→ **Short task**:
Lift every line from the entries that includes the word "years".

→ **Materials provided**:
+-------+

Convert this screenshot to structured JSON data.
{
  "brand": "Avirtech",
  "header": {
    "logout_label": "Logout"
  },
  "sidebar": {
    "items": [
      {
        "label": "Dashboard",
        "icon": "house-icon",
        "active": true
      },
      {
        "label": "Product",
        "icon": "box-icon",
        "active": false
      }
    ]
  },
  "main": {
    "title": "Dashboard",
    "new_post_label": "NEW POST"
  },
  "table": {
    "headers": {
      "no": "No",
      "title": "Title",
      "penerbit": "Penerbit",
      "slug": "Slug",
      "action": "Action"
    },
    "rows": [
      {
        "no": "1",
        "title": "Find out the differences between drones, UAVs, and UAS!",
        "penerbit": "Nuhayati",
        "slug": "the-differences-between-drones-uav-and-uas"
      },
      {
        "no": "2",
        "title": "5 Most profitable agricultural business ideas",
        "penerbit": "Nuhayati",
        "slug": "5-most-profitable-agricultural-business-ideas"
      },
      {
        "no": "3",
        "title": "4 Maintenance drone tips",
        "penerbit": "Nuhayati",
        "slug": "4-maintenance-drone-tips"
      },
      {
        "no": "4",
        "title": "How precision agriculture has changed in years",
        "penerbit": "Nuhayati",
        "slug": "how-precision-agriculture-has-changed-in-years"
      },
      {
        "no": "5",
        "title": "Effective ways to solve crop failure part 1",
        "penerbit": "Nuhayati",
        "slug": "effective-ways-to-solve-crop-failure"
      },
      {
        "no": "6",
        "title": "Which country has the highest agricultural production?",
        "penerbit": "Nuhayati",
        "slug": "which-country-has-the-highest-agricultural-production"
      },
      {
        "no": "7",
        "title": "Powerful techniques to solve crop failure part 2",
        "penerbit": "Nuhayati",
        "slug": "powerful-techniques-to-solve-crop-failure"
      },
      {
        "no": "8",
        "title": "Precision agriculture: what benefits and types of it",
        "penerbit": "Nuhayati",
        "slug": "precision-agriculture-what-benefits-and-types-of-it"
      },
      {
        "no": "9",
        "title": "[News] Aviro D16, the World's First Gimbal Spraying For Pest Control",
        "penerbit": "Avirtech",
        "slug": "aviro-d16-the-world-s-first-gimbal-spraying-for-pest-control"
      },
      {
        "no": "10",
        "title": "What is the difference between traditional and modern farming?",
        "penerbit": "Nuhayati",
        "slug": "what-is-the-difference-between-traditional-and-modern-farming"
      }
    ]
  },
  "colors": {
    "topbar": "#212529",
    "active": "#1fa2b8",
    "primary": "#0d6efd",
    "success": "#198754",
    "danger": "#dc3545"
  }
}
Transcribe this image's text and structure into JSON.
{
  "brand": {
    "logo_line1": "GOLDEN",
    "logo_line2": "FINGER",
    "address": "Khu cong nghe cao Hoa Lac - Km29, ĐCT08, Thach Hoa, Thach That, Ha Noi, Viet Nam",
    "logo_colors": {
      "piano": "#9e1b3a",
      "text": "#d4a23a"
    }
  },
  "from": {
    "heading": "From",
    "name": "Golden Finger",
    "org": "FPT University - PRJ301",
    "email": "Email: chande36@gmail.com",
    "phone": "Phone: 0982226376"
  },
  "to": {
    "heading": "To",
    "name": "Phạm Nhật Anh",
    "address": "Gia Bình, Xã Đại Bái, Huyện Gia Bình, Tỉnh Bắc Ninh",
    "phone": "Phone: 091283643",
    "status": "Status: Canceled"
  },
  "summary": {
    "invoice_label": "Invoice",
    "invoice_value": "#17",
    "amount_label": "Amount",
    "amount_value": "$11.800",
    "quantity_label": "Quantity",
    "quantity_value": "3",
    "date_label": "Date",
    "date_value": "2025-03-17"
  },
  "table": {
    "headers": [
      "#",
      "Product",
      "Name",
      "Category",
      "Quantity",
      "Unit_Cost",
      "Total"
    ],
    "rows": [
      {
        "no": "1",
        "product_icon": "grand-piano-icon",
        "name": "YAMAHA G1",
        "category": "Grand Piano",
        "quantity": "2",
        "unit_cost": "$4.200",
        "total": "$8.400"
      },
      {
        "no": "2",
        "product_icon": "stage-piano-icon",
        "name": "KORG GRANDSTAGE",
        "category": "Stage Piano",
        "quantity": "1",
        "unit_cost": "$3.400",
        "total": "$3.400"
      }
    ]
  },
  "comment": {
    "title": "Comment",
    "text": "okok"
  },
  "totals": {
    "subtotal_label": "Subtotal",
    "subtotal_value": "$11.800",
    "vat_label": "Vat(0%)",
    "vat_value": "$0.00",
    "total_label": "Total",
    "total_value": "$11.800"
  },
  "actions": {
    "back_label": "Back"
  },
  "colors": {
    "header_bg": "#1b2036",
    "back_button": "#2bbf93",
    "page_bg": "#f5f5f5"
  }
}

+-------+

→ **Exercise result**:
        "title": "How precision agriculture has changed in years",
        "slug": "how-precision-agriculture-has-changed-in-years"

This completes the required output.